Figure record listings:
▽

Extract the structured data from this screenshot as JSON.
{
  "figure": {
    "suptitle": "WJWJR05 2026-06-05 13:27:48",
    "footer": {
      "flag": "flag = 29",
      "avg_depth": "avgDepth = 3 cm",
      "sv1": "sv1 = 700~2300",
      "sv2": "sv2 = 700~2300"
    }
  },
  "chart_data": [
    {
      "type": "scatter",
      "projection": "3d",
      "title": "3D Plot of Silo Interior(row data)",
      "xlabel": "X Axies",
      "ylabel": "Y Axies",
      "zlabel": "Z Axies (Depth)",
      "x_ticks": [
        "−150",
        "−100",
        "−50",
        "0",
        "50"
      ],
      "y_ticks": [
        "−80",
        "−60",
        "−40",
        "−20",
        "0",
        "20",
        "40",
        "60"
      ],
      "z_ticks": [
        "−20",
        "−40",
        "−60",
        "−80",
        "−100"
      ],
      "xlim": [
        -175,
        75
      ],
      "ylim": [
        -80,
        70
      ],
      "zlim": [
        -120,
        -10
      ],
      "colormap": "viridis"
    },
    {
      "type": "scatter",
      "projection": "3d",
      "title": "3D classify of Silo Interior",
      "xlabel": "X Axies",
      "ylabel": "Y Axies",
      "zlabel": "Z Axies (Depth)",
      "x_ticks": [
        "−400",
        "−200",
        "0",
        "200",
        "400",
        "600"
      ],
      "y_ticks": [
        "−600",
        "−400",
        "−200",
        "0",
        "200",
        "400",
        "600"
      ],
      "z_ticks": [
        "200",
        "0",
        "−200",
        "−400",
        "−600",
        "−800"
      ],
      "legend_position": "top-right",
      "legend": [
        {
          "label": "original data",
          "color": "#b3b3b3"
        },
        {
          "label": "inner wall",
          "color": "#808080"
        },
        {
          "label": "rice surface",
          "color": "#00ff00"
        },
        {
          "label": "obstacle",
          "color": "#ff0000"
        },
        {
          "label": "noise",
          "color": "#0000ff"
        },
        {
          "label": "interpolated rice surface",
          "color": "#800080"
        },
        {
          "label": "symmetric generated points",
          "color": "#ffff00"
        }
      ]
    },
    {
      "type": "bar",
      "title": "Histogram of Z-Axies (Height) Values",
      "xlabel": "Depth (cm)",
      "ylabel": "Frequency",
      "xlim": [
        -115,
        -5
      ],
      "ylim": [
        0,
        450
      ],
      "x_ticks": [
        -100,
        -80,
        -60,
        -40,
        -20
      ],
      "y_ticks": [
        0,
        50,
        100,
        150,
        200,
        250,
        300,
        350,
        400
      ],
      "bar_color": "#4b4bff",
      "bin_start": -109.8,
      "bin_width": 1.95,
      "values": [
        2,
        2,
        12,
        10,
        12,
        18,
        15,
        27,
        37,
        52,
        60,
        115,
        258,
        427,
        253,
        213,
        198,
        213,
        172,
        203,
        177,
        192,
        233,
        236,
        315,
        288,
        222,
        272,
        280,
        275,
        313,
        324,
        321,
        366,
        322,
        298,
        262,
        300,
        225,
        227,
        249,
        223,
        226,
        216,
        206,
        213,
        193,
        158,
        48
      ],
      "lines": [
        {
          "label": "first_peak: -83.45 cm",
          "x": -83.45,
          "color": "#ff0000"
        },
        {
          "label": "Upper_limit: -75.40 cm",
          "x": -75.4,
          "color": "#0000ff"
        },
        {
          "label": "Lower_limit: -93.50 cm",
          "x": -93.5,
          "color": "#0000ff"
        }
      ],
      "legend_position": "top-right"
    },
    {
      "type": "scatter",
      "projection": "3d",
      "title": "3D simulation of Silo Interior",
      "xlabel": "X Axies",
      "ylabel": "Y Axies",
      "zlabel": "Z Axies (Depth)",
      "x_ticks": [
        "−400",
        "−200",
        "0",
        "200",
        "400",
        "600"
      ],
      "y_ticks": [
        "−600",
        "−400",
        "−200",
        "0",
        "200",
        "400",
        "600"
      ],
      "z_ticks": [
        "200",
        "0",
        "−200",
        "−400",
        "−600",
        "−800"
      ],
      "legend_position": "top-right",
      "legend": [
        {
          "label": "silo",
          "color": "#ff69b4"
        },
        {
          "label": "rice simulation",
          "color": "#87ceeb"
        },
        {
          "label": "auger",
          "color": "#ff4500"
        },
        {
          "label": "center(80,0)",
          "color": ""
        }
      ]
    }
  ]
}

△

What is expected: Give the material above again, word for word.

Result of this exercise:
Extract the structured data from this screenshot as JSON.
{
  "figure": {
    "suptitle": "WJWJR05 2026-06-05 13:27:48",
    "footer": {
      "flag": "flag = 29",
      "avg_depth": "avgDepth = 3 cm",
      "sv1": "sv1 = 700~2300",
      "sv2": "sv2 = 700~2300"
    }
  },
  "chart_data": [
    {
      "type": "scatter",
      "projection": "3d",
      "title": "3D Plot of Silo Interior(row data)",
      "xlabel": "X Axies",
      "ylabel": "Y Axies",
      "zlabel": "Z Axies (Depth)",
      "x_ticks": [
        "−150",
        "−100",
        "−50",
        "0",
        "50"
      ],
      "y_ticks": [
        "−80",
        "−60",
        "−40",
        "−20",
        "0",
        "20",
        "40",
        "60"
      ],
      "z_ticks": [
        "−20",
        "−40",
        "−60",
        "−80",
        "−100"
      ],
      "xlim": [
        -175,
        75
      ],
      "ylim": [
        -80,
        70
      ],
      "zlim": [
        -120,
        -10
      ],
      "colormap": "viridis"
    },
    {
      "type": "scatter",
      "projection": "3d",
      "title": "3D classify of Silo Interior",
      "xlabel": "X Axies",
      "ylabel": "Y Axies",
      "zlabel": "Z Axies (Depth)",
      "x_ticks": [
        "−400",
        "−200",
        "0",
        "200",
        "400",
        "600"
      ],
      "y_ticks": [
        "−600",
        "−400",
        "−200",
        "0",
        "200",
        "400",
        "600"
      ],
      "z_ticks": [
        "200",
        "0",
        "−200",
        "−400",
        "−600",
        "−800"
      ],
      "legend_position": "top-right",
      "legend": [
        {
          "label": "original data",
          "color": "#b3b3b3"
        },
        {
          "label": "inner wall",
          "color": "#808080"
        },
        {
          "label": "rice surface",
          "color": "#00ff00"
        },
        {
          "label": "obstacle",
          "color": "#ff0000"
        },
        {
          "label": "noise",
          "color": "#0000ff"
        },
        {
          "label": "interpolated rice surface",
          "color": "#800080"
        },
        {
          "label": "symmetric generated points",
          "color": "#ffff00"
        }
      ]
    },
    {
      "type": "bar",
      "title": "Histogram of Z-Axies (Height) Values",
      "xlabel": "Depth (cm)",
      "ylabel": "Frequency",
      "xlim": [
        -115,
        -5
      ],
      "ylim": [
        0,
        450
      ],
      "x_ticks": [
        -100,
        -80,
        -60,
        -40,
        -20
      ],
      "y_ticks": [
        0,
        50,
        100,
        150,
        200,
        250,
        300,
        350,
        400
      ],
      "bar_color": "#4b4bff",
      "bin_start": -109.8,
      "bin_width": 1.95,
      "values": [
        2,
        2,
        12,
        10,
        12,
        18,
        15,
        27,
        37,
        52,
        60,
        115,
        258,
        427,
        253,
        213,
        198,
        213,
        172,
        203,
        177,
        192,
        233,
        236,
        315,
        288,
        222,
        272,
        280,
        275,
        313,
        324,
        321,
        366,
        322,
        298,
        262,
        300,
        225,
        227,
        249,
        223,
        226,
        216,
        206,
        213,
        193,
        158,
        48
      ],
      "lines": [
        {
          "label": "first_peak: -83.45 cm",
          "x": -83.45,
          "color": "#ff0000"
        },
        {
          "label": "Upper_limit: -75.40 cm",
          "x": -75.4,
          "color": "#0000ff"
        },
        {
          "label": "Lower_limit: -93.50 cm",
          "x": -93.5,
          "color": "#0000ff"
        }
      ],
      "legend_position": "top-right"
    },
    {
      "type": "scatter",
      "projection": "3d",
      "title": "3D simulation of Silo Interior",
      "xlabel": "X Axies",
      "ylabel": "Y Axies",
      "zlabel": "Z Axies (Depth)",
      "x_ticks": [
        "−400",
        "−200",
        "0",
        "200",
        "400",
        "600"
      ],
      "y_ticks": [
        "−600",
        "−400",
        "−200",
        "0",
        "200",
        "400",
        "600"
      ],
      "z_ticks": [
        "200",
        "0",
        "−200",
        "−400",
        "−600",
        "−800"
      ],
      "legend_position": "top-right",
      "legend": [
        {
          "label": "silo",
          "color": "#ff69b4"
        },
        {
          "label": "rice simulation",
          "color": "#87ceeb"
        },
        {
          "label": "auger",
          "color": "#ff4500"
        },
        {
          "label": "center(80,0)",
          "color": ""
        }
      ]
    }
  ]
}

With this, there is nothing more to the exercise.